## start
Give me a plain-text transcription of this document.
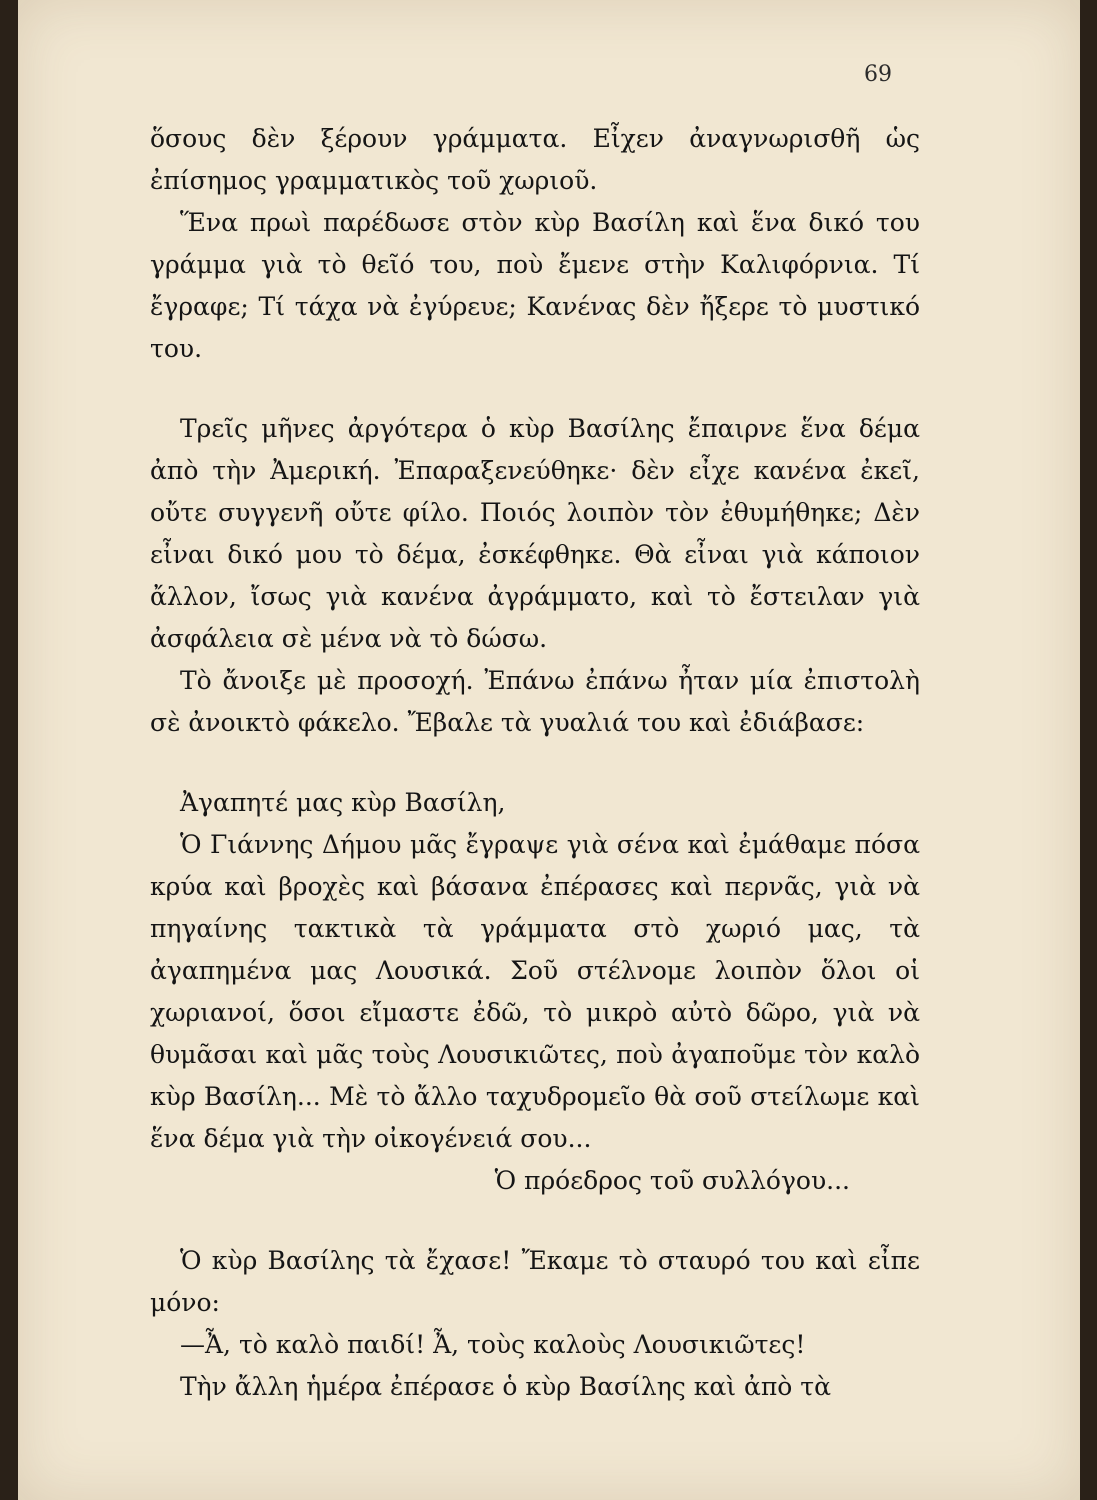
69

ὅσους δὲν ξέρουν γράμματα. Εἶχεν ἀναγνωρισθῆ ὡς ἐπίσημος γραμματικὸς τοῦ χωριοῦ.

Ἕνα πρωὶ παρέδωσε στὸν κὺρ Βασίλη καὶ ἕνα δικό του γράμμα γιὰ τὸ θεῖό του, ποὺ ἔμενε στὴν Καλιφόρνια. Τί ἔγραφε; Τί τάχα νὰ ἐγύρευε; Κανένας δὲν ἤξερε τὸ μυστικό του.

Τρεῖς μῆνες ἀργότερα ὁ κὺρ Βασίλης ἔπαιρνε ἕνα δέμα ἀπὸ τὴν Ἀμερική. Ἐπαραξενεύθηκε· δὲν εἶχε κανένα ἐκεῖ, οὔτε συγγενῆ οὔτε φίλο. Ποιός λοιπὸν τὸν ἐθυμήθηκε; Δὲν εἶναι δικό μου τὸ δέμα, ἐσκέφθηκε. Θὰ εἶναι γιὰ κάποιον ἄλλον, ἴσως γιὰ κανένα ἀγράμματο, καὶ τὸ ἔστειλαν γιὰ ἀσφάλεια σὲ μένα νὰ τὸ δώσω.

Τὸ ἄνοιξε μὲ προσοχή. Ἐπάνω ἐπάνω ἦταν μία ἐπιστολὴ σὲ ἀνοικτὸ φάκελο. Ἔβαλε τὰ γυαλιά του καὶ ἐδιάβασε:

Ἀγαπητέ μας κὺρ Βασίλη,

Ὁ Γιάννης Δήμου μᾶς ἔγραψε γιὰ σένα καὶ ἐμάθαμε πόσα κρύα καὶ βροχὲς καὶ βάσανα ἐπέρασες καὶ περνᾶς, γιὰ νὰ πηγαίνης τακτικὰ τὰ γράμματα στὸ χωριό μας, τὰ ἀγαπημένα μας Λουσικά. Σοῦ στέλνομε λοιπὸν ὅλοι οἱ χωριανοί, ὅσοι εἴμαστε ἐδῶ, τὸ μικρὸ αὐτὸ δῶρο, γιὰ νὰ θυμᾶσαι καὶ μᾶς τοὺς Λουσικιῶτες, ποὺ ἀγαποῦμε τὸν καλὸ κὺρ Βασίλη... Μὲ τὸ ἄλλο ταχυδρομεῖο θὰ σοῦ στείλωμε καὶ ἕνα δέμα γιὰ τὴν οἰκογένειά σου...

Ὁ πρόεδρος τοῦ συλλόγου...

Ὁ κὺρ Βασίλης τὰ ἔχασε! Ἔκαμε τὸ σταυρό του καὶ εἶπε μόνο:

—Ἆ, τὸ καλὸ παιδί! Ἆ, τοὺς καλοὺς Λουσικιῶτες!

Τὴν ἄλλη ἡμέρα ἐπέρασε ὁ κὺρ Βασίλης καὶ ἀπὸ τὰ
## end
Given instruction: Copy the listing over exactly, skipping the pictures it holds.

Result of the task:
Give me a plain-text transcription of this document.
69

ὅσους δὲν ξέρουν γράμματα. Εἶχεν ἀναγνωρισθῆ ὡς ἐπίσημος γραμματικὸς τοῦ χωριοῦ.

Ἕνα πρωὶ παρέδωσε στὸν κὺρ Βασίλη καὶ ἕνα δικό του γράμμα γιὰ τὸ θεῖό του, ποὺ ἔμενε στὴν Καλιφόρνια. Τί ἔγραφε; Τί τάχα νὰ ἐγύρευε; Κανένας δὲν ἤξερε τὸ μυστικό του.

Τρεῖς μῆνες ἀργότερα ὁ κὺρ Βασίλης ἔπαιρνε ἕνα δέμα ἀπὸ τὴν Ἀμερική. Ἐπαραξενεύθηκε· δὲν εἶχε κανένα ἐκεῖ, οὔτε συγγενῆ οὔτε φίλο. Ποιός λοιπὸν τὸν ἐθυμήθηκε; Δὲν εἶναι δικό μου τὸ δέμα, ἐσκέφθηκε. Θὰ εἶναι γιὰ κάποιον ἄλλον, ἴσως γιὰ κανένα ἀγράμματο, καὶ τὸ ἔστειλαν γιὰ ἀσφάλεια σὲ μένα νὰ τὸ δώσω.

Τὸ ἄνοιξε μὲ προσοχή. Ἐπάνω ἐπάνω ἦταν μία ἐπιστολὴ σὲ ἀνοικτὸ φάκελο. Ἔβαλε τὰ γυαλιά του καὶ ἐδιάβασε:

Ἀγαπητέ μας κὺρ Βασίλη,

Ὁ Γιάννης Δήμου μᾶς ἔγραψε γιὰ σένα καὶ ἐμάθαμε πόσα κρύα καὶ βροχὲς καὶ βάσανα ἐπέρασες καὶ περνᾶς, γιὰ νὰ πηγαίνης τακτικὰ τὰ γράμματα στὸ χωριό μας, τὰ ἀγαπημένα μας Λουσικά. Σοῦ στέλνομε λοιπὸν ὅλοι οἱ χωριανοί, ὅσοι εἴμαστε ἐδῶ, τὸ μικρὸ αὐτὸ δῶρο, γιὰ νὰ θυμᾶσαι καὶ μᾶς τοὺς Λουσικιῶτες, ποὺ ἀγαποῦμε τὸν καλὸ κὺρ Βασίλη... Μὲ τὸ ἄλλο ταχυδρομεῖο θὰ σοῦ στείλωμε καὶ ἕνα δέμα γιὰ τὴν οἰκογένειά σου...

Ὁ πρόεδρος τοῦ συλλόγου...

Ὁ κὺρ Βασίλης τὰ ἔχασε! Ἔκαμε τὸ σταυρό του καὶ εἶπε μόνο:

—Ἆ, τὸ καλὸ παιδί! Ἆ, τοὺς καλοὺς Λουσικιῶτες!

Τὴν ἄλλη ἡμέρα ἐπέρασε ὁ κὺρ Βασίλης καὶ ἀπὸ τὰ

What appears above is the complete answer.